→ **BRIEF**:
Put every line of the records below into a Markdown table with two columns, Row for the row number and Line for the line itself, skipping blank lines. Leave the pictures out.

■ ■ ■ ■

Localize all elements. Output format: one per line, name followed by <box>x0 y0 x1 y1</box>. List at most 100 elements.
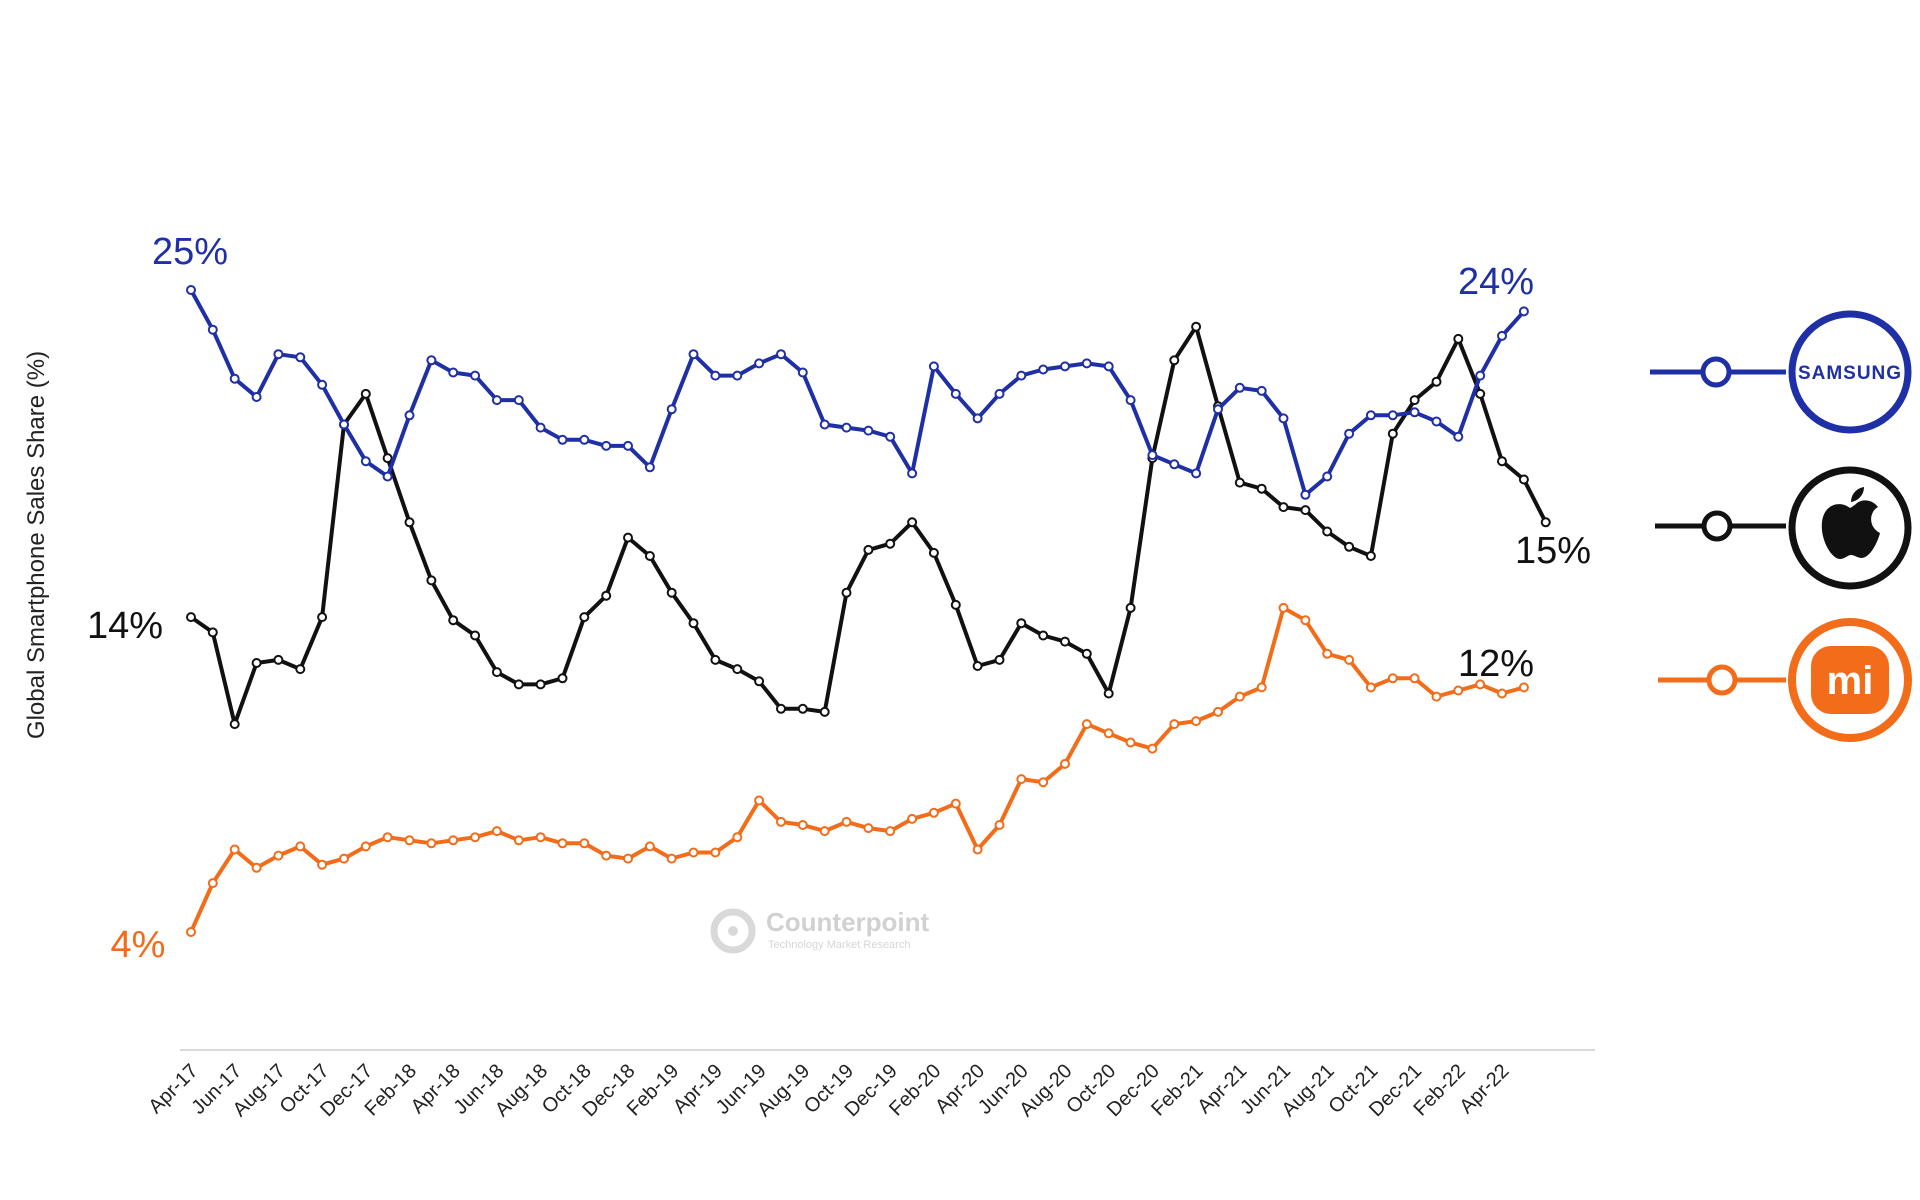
xiaomi-point <box>1387 673 1398 684</box>
xiaomi-point <box>360 841 371 852</box>
xiaomi-point <box>207 878 218 889</box>
samsung-point <box>295 352 306 363</box>
xiaomi-point <box>1518 682 1529 693</box>
legend-apple <box>1655 466 1912 590</box>
series-end-labels: 25% 24% 14% 15% 4% 12% <box>87 231 1591 966</box>
samsung-point <box>1060 361 1070 372</box>
xiaomi-start-label: 4% <box>111 924 166 966</box>
apple-point <box>950 599 961 610</box>
apple-point <box>666 587 677 598</box>
apple-point <box>207 627 218 638</box>
samsung-point <box>1518 306 1529 317</box>
samsung-point <box>186 285 196 295</box>
x-tick-label: Apr-22 <box>1456 1060 1514 1118</box>
xiaomi-point <box>754 795 765 806</box>
apple-point <box>229 719 240 730</box>
xiaomi-point <box>907 813 918 824</box>
xiaomi-point <box>295 841 306 852</box>
samsung-point <box>688 349 699 360</box>
apple-point <box>1060 636 1070 647</box>
samsung-point <box>273 349 284 360</box>
apple-point <box>1234 477 1245 488</box>
apple-point <box>1322 526 1333 537</box>
apple-point <box>994 654 1005 665</box>
samsung-point <box>1191 468 1202 479</box>
legend: SAMSUNG mi <box>1650 310 1912 742</box>
samsung-point <box>1300 489 1311 500</box>
apple-point <box>1169 355 1180 366</box>
series-lines <box>186 285 1551 937</box>
samsung-point <box>1344 428 1355 439</box>
samsung-point <box>1322 471 1333 482</box>
samsung-point <box>1278 413 1289 424</box>
apple-point <box>1081 648 1092 659</box>
xiaomi-point <box>1365 682 1376 693</box>
xiaomi-point <box>644 841 655 852</box>
counterpoint-logo-icon <box>710 908 756 954</box>
samsung-point <box>1125 395 1136 406</box>
xiaomi-point <box>1147 743 1158 754</box>
apple-point <box>623 532 633 543</box>
xiaomi-end-label: 12% <box>1458 643 1534 685</box>
xiaomi-point <box>928 807 939 818</box>
apple-point <box>1344 541 1355 552</box>
apple-point <box>907 517 918 528</box>
xiaomi-point <box>382 832 393 843</box>
xiaomi-point <box>972 844 983 855</box>
xiaomi-point <box>710 847 721 858</box>
apple-point <box>885 538 896 549</box>
samsung-point <box>557 434 568 445</box>
apple-point <box>448 615 459 626</box>
apple-point <box>1453 333 1464 344</box>
xiaomi-point <box>1409 673 1420 684</box>
xiaomi-point <box>1103 728 1114 739</box>
xiaomi-point <box>1497 688 1507 699</box>
xiaomi-point <box>1344 654 1355 665</box>
samsung-point <box>863 425 874 436</box>
xiaomi-point <box>885 826 896 837</box>
apple-point <box>601 590 612 601</box>
samsung-point <box>1016 370 1027 381</box>
xiaomi-point <box>557 838 568 849</box>
xiaomi-point <box>1475 679 1486 690</box>
samsung-point <box>754 358 765 369</box>
apple-point <box>732 664 743 675</box>
samsung-point <box>1213 404 1223 415</box>
xiaomi-point <box>404 835 415 846</box>
apple-point <box>1409 395 1420 406</box>
samsung-line <box>189 289 1526 497</box>
apple-start-label: 14% <box>87 605 163 647</box>
xiaomi-point <box>1016 774 1027 785</box>
xiaomi-point <box>1213 706 1223 717</box>
apple-point <box>819 706 830 717</box>
xiaomi-point <box>1431 691 1442 702</box>
xiaomi-point <box>666 853 677 864</box>
samsung-point <box>950 388 961 399</box>
apple-point <box>557 673 568 684</box>
apple-point <box>470 630 481 641</box>
samsung-point <box>907 468 918 479</box>
xiaomi-point <box>1081 719 1092 730</box>
apple-point <box>273 654 284 665</box>
xiaomi-point <box>1256 682 1267 693</box>
apple-point <box>1125 602 1136 613</box>
xiaomi-point <box>317 859 328 870</box>
apple-point <box>1016 618 1027 629</box>
samsung-point <box>885 431 896 442</box>
xiaomi-point <box>601 850 612 861</box>
samsung-point <box>491 395 502 406</box>
x-axis-ticks: Apr-17Jun-17Aug-17Oct-17Dec-17Feb-18Apr-… <box>145 1060 1514 1121</box>
samsung-point <box>1365 410 1376 421</box>
samsung-point <box>426 355 437 366</box>
samsung-point <box>448 367 459 378</box>
xiaomi-point <box>579 838 590 849</box>
apple-point <box>644 551 655 561</box>
xiaomi-point <box>513 835 524 846</box>
xiaomi-point <box>1300 615 1311 626</box>
samsung-point <box>1169 459 1180 470</box>
apple-point <box>360 388 371 399</box>
samsung-point <box>382 471 393 482</box>
xiaomi-point <box>273 850 284 861</box>
xiaomi-point <box>470 832 481 843</box>
apple-point <box>1103 688 1114 699</box>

■ ■ ■ ■

→ **CORRECT OUTPUT**:
| Row | Line |
|---|---|
| 1 | Localize all elements. Output format: one per line, name followed by <box>x0 y0 x1 y1</box>. List at most 100 elements. |
| 2 | xiaomi-point <box>1387 673 1398 684</box> |
| 3 | xiaomi-point <box>360 841 371 852</box> |
| 4 | xiaomi-point <box>207 878 218 889</box> |
| 5 | samsung-point <box>295 352 306 363</box> |
| 6 | xiaomi-point <box>1518 682 1529 693</box> |
| 7 | legend-apple <box>1655 466 1912 590</box> |
| 8 | series-end-labels: 25% 24% 14% 15% 4% 12% <box>87 231 1591 966</box> |
| 9 | samsung-point <box>1060 361 1070 372</box> |
| 10 | xiaomi-start-label: 4% <box>111 924 166 966</box> |
| 11 | apple-point <box>950 599 961 610</box> |
| 12 | apple-point <box>666 587 677 598</box> |
| 13 | apple-point <box>207 627 218 638</box> |
| 14 | samsung-point <box>1518 306 1529 317</box> |
| 15 | samsung-point <box>186 285 196 295</box> |
| 16 | x-tick-label: Apr-22 <box>1456 1060 1514 1118</box> |
| 17 | xiaomi-point <box>754 795 765 806</box> |
| 18 | apple-point <box>229 719 240 730</box> |
| 19 | xiaomi-point <box>907 813 918 824</box> |
| 20 | xiaomi-point <box>295 841 306 852</box> |
| 21 | samsung-point <box>688 349 699 360</box> |
| 22 | apple-point <box>1060 636 1070 647</box> |
| 23 | samsung-point <box>273 349 284 360</box> |
| 24 | apple-point <box>1234 477 1245 488</box> |
| 25 | apple-point <box>1322 526 1333 537</box> |
| 26 | apple-point <box>994 654 1005 665</box> |
| 27 | samsung-point <box>1191 468 1202 479</box> |
| 28 | legend: SAMSUNG mi <box>1650 310 1912 742</box> |
| 29 | samsung-point <box>1300 489 1311 500</box> |
| 30 | apple-point <box>1169 355 1180 366</box> |
| 31 | series-lines <box>186 285 1551 937</box> |
| 32 | samsung-point <box>1344 428 1355 439</box> |
| 33 | samsung-point <box>1322 471 1333 482</box> |
| 34 | samsung-point <box>1278 413 1289 424</box> |
| 35 | apple-point <box>1081 648 1092 659</box> |
| 36 | xiaomi-point <box>1365 682 1376 693</box> |
| 37 | xiaomi-point <box>644 841 655 852</box> |
| 38 | counterpoint-logo-icon <box>710 908 756 954</box> |
| 39 | samsung-point <box>1125 395 1136 406</box> |
| 40 | xiaomi-point <box>1147 743 1158 754</box> |
| 41 | apple-point <box>623 532 633 543</box> |
| 42 | xiaomi-end-label: 12% <box>1458 643 1534 685</box> |
| 43 | xiaomi-point <box>928 807 939 818</box> |
| 44 | apple-point <box>1344 541 1355 552</box> |
| 45 | apple-point <box>907 517 918 528</box> |
| 46 | xiaomi-point <box>382 832 393 843</box> |
| 47 | xiaomi-point <box>972 844 983 855</box> |
| 48 | xiaomi-point <box>710 847 721 858</box> |
| 49 | apple-point <box>885 538 896 549</box> |
| 50 | samsung-point <box>557 434 568 445</box> |
| 51 | apple-point <box>448 615 459 626</box> |
| 52 | apple-point <box>1453 333 1464 344</box> |
| 53 | xiaomi-point <box>1409 673 1420 684</box> |
| 54 | xiaomi-point <box>1103 728 1114 739</box> |
| 55 | xiaomi-point <box>1497 688 1507 699</box> |
| 56 | xiaomi-point <box>1344 654 1355 665</box> |
| 57 | samsung-point <box>863 425 874 436</box> |
| 58 | xiaomi-point <box>885 826 896 837</box> |
| 59 | apple-point <box>601 590 612 601</box> |
| 60 | samsung-point <box>1016 370 1027 381</box> |
| 61 | xiaomi-point <box>557 838 568 849</box> |
| 62 | xiaomi-point <box>1475 679 1486 690</box> |
| 63 | samsung-point <box>754 358 765 369</box> |
| 64 | apple-point <box>732 664 743 675</box> |
| 65 | samsung-point <box>1213 404 1223 415</box> |
| 66 | xiaomi-point <box>404 835 415 846</box> |
| 67 | apple-point <box>1409 395 1420 406</box> |
| 68 | samsung-line <box>189 289 1526 497</box> |
| 69 | apple-start-label: 14% <box>87 605 163 647</box> |
| 70 | xiaomi-point <box>1016 774 1027 785</box> |
| 71 | xiaomi-point <box>1213 706 1223 717</box> |
| 72 | apple-point <box>819 706 830 717</box> |
| 73 | xiaomi-point <box>1431 691 1442 702</box> |
| 74 | xiaomi-point <box>666 853 677 864</box> |
| 75 | samsung-point <box>950 388 961 399</box> |
| 76 | apple-point <box>557 673 568 684</box> |
| 77 | apple-point <box>470 630 481 641</box> |
| 78 | samsung-point <box>907 468 918 479</box> |
| 79 | xiaomi-point <box>1081 719 1092 730</box> |
| 80 | apple-point <box>273 654 284 665</box> |
| 81 | xiaomi-point <box>1256 682 1267 693</box> |
| 82 | apple-point <box>1125 602 1136 613</box> |
| 83 | xiaomi-point <box>317 859 328 870</box> |
| 84 | apple-point <box>1016 618 1027 629</box> |
| 85 | samsung-point <box>885 431 896 442</box> |
| 86 | xiaomi-point <box>601 850 612 861</box> |
| 87 | samsung-point <box>491 395 502 406</box> |
| 88 | x-axis-ticks: Apr-17Jun-17Aug-17Oct-17Dec-17Feb-18Apr-… <box>145 1060 1514 1121</box> |
| 89 | samsung-point <box>1365 410 1376 421</box> |
| 90 | samsung-point <box>426 355 437 366</box> |
| 91 | samsung-point <box>448 367 459 378</box> |
| 92 | xiaomi-point <box>579 838 590 849</box> |
| 93 | apple-point <box>644 551 655 561</box> |
| 94 | xiaomi-point <box>513 835 524 846</box> |
| 95 | xiaomi-point <box>1300 615 1311 626</box> |
| 96 | samsung-point <box>1169 459 1180 470</box> |
| 97 | apple-point <box>360 388 371 399</box> |
| 98 | samsung-point <box>382 471 393 482</box> |
| 99 | xiaomi-point <box>273 850 284 861</box> |
| 100 | xiaomi-point <box>470 832 481 843</box> |
| 101 | apple-point <box>1103 688 1114 699</box> |